Inside the orchestration coroutine, execution branches on whether the function is async:
if inspect.iscoroutinefunction(func):
result = await func(*actual_args, **actual_kwargs)
else:
result = await asyncio.to_thread(func, *actual_args, **actual_kwargs)
asyncio.to_thread runs the sync function in Python's default thread pool executor. The orchestration layer awaits it without blocking the bridge loop. All the async infrastructure, heartbeat refreshes, Phoenix registration, OTel span updates, fence validation keeps running concurrently on the bridge loop while the sync function runs on a thread pool thread.
The constraint is honest: two-tier timeouts (soft_timeout, hard_timeout) only work for async def tasks. A sync function running in asyncio.to_thread cannot be cooperatively cancelled from outside. Relier raises ValueError at decoration time if you pass timeout parameters to a sync task, rather than silently providing no protection:
@rl_task(soft_timeout=8, hard_timeout=10) # ValueError at import time
def sync_task(data: str) -> dict:
...
# Fix: convert to async def, or remove the timeout parameters.
Failing loudly at decoration time is better than failing silently at runtime when the timeout fires and nothing happens.
Timeout enforcement without thread kills
Two-tier timeouts deserve their own explanation because they interact with the bridge loop in a non-obvious way.
When a task starts, Relier spawns two watcher coroutines as asyncio tasks alongside the actual work:
task_coro = asyncio.create_task(func(*args, **kwargs))
async def _soft_timeout_handler():
await asyncio.sleep(float(soft))
if not task_coro.done():
# Fire the recovery hook. Task keeps running.
if on_soft:
await on_soft(ctx)
async def _hard_timeout_handler():
await asyncio.sleep(float(hard))
if not task_coro.done():
task_coro.cancel() # Delivers CancelledError at next await point.
soft_watcher = asyncio.create_task(_soft_timeout_handler())
hard_watcher = asyncio.create_task(_hard_timeout_handler())
done, pending = await asyncio.wait(
{task_coro, hard_watcher},
return_when=asyncio.FIRST_COMPLETED,
)
All three coroutines run concurrently on the bridge loop. The soft timeout fires and calls your recovery hook, where you can call ctx.set_partial(state) to checkpoint work in progress while the task keeps running. If the task doesn't finish before the hard deadline, task_coro.cancel() delivers asyncio.CancelledError at the task's next await point.
No thread kills. No SIGALRM. No OS-level signals. Pure cooperative asyncio cancellation. This matters for cleanup: CancelledError propagates through finally blocks. Resources get released. Partial state gets checkpointed. The task gets quarantined to the DLQ with its full payload and resurrection history. None of that happens with a hard OS kill.
The disposable loop case
One edge case worth knowing: outside a Celery worker in a CLI script, a management command, a test, there's no bridge loop. The task wrapper's loop resolution falls through to creating a fresh event loop just for that call:
def _get_worker_loop():
# 1. Check for persistent worker bridge.
if relier.tasks.app.worker_loop is not None:
return relier.tasks.app.worker_loop
# 2. Check for a running loop on this thread (test contexts).
try:
return asyncio.get_running_loop()
except RuntimeError:
pass
# 3. Create a disposable loop for this one call.
loop = asyncio.new_event_loop()
asyncio.set_event_loop(loop)
return loop
Disposable loops are cleaned up after the call: Redis connections are closed, the loop is stopped and closed, and asyncio.set_event_loop(None) clears the thread-local reference. The persistent worker_loop is specifically excluded from this cleanup path closing the bridge loop mid-execution would kill all in-flight tasks.

WORK REQUEST 1
Please write out the Relier passage word for word from "When a task" to "hook. Task keeps running.".
WORK REQUEST 2
According to the Relier passage, what error does Relier raise if timeout parameters are given to a sync task, and when?
Rely on the Relier passage alone.

Dataset entries

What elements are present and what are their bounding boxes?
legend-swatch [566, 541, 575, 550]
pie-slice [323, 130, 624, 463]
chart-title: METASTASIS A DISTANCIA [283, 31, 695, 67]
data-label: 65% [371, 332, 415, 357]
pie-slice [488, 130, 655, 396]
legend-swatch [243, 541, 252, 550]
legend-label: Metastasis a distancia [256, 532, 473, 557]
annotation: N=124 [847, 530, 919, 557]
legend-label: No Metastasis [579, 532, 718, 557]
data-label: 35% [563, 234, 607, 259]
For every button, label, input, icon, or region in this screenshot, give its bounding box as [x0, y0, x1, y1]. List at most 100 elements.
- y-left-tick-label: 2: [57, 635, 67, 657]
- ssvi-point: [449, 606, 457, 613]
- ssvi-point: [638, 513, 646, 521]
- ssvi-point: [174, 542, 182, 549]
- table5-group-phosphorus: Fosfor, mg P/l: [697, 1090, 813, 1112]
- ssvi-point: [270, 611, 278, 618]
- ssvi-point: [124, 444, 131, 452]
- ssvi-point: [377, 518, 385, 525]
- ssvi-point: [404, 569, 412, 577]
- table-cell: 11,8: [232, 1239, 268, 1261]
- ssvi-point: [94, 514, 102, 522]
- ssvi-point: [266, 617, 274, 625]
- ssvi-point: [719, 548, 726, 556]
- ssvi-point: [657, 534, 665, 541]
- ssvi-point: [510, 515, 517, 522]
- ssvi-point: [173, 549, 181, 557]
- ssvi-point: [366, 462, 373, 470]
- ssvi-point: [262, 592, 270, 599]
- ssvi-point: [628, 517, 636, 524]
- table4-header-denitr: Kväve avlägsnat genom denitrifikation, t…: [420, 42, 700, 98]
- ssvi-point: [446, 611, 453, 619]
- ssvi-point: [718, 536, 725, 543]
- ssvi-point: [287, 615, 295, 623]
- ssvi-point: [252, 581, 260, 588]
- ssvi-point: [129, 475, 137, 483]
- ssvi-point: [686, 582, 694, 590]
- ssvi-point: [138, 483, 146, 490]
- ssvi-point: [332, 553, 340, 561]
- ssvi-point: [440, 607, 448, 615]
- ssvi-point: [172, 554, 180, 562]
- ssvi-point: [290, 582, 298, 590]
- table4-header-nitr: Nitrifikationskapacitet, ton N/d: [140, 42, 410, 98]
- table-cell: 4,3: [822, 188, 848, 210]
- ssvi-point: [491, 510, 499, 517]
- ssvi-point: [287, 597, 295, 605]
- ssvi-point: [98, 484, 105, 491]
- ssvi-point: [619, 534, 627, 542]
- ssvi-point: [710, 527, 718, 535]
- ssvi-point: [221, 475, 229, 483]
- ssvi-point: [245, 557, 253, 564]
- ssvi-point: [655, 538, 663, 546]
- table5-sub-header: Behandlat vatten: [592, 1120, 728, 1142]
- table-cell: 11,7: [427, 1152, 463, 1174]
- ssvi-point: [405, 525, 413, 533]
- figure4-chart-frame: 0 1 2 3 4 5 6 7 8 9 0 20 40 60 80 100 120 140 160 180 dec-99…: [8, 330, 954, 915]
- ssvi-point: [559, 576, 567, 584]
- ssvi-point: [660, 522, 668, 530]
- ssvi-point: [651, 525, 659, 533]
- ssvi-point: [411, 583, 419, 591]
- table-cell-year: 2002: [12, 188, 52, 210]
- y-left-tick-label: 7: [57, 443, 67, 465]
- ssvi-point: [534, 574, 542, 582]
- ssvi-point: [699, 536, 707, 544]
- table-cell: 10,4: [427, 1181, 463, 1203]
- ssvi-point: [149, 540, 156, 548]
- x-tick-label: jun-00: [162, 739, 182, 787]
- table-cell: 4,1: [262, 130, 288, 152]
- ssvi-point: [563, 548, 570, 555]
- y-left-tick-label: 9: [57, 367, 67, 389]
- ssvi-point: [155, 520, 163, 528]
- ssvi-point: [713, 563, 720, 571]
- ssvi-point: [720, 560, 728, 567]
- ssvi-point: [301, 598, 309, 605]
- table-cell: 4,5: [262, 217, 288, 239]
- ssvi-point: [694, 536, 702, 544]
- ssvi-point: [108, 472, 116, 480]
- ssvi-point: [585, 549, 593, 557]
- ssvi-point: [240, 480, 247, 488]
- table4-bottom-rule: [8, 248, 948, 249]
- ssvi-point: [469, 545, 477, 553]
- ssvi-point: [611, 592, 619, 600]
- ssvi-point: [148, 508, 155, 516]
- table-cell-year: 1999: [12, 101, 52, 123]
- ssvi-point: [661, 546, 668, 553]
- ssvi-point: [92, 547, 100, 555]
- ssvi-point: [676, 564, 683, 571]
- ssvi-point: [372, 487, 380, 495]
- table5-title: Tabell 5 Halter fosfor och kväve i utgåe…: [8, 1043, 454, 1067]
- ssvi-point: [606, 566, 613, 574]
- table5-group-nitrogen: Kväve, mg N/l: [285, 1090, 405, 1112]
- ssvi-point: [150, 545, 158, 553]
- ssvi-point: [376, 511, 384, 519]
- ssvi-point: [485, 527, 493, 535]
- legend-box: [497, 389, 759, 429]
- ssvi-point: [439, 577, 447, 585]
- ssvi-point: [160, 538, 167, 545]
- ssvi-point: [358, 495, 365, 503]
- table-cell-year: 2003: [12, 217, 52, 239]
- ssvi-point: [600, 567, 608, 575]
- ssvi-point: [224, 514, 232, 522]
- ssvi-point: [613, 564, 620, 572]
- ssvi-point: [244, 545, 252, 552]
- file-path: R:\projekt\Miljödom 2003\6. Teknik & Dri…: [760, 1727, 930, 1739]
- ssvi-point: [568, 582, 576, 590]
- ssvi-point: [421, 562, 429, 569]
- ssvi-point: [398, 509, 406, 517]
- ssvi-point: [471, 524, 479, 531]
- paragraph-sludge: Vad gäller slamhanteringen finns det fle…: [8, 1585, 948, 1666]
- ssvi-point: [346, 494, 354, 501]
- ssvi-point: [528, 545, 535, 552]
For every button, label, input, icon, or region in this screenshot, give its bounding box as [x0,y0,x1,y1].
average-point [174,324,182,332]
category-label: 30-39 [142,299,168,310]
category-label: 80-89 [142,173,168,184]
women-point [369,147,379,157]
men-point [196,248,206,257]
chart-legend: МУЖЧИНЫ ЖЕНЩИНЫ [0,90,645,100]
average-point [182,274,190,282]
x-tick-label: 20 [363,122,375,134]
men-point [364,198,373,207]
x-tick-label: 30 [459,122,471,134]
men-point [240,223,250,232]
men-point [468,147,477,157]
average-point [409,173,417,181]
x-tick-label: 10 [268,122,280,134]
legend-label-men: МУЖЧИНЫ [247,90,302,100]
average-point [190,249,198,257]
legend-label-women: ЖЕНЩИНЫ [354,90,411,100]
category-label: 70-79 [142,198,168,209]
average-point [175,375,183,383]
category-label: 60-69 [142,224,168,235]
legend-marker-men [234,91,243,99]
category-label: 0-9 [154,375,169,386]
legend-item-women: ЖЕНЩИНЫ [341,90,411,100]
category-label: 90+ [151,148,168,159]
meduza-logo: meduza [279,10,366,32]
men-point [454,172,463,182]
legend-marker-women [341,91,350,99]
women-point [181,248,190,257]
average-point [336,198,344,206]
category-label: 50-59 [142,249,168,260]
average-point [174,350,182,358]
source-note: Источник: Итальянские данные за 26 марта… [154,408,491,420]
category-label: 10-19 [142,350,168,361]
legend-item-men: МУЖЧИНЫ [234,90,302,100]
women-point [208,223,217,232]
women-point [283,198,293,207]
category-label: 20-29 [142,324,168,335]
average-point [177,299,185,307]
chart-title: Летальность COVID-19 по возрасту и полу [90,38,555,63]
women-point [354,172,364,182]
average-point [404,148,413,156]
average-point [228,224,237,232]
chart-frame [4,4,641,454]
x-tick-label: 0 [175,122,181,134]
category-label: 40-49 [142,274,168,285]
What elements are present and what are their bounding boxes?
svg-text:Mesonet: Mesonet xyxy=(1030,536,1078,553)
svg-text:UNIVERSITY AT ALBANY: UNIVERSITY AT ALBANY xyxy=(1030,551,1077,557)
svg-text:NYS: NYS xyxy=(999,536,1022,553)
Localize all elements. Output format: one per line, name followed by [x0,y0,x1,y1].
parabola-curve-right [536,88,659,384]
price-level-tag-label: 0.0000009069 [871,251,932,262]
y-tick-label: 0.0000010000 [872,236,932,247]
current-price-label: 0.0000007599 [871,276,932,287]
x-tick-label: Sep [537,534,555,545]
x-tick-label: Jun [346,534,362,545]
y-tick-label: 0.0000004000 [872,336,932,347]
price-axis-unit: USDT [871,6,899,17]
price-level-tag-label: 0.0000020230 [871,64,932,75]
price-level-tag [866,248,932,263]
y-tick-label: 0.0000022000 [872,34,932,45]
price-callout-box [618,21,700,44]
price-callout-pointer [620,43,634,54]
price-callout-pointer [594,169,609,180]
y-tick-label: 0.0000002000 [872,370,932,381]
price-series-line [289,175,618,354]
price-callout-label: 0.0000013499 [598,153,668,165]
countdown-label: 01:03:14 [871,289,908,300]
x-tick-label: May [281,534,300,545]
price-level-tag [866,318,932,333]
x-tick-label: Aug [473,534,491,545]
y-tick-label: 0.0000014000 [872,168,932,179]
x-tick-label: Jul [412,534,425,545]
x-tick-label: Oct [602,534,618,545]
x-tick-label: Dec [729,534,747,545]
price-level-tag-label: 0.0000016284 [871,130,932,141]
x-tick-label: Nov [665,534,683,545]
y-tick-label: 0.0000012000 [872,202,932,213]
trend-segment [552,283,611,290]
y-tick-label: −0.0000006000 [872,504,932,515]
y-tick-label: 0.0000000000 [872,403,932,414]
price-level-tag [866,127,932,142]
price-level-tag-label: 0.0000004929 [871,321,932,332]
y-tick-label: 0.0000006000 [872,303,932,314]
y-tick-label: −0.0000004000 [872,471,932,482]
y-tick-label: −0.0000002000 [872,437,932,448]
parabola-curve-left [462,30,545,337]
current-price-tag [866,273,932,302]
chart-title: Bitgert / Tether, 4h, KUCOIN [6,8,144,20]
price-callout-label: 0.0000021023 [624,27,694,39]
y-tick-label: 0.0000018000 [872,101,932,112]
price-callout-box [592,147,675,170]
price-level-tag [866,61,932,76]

EXERCISE RESPONSE 1
When a task starts, Relier spawns two watcher coroutines as asyncio tasks alongside the actual work:
task_coro = asyncio.create_task(func(*args, **kwargs))
async def _soft_timeout_handler():
await asyncio.sleep(float(soft))
if not task_coro.done():
# Fire the recovery hook. Task keeps running.

EXERCISE RESPONSE 2
It raises ValueError at decoration time.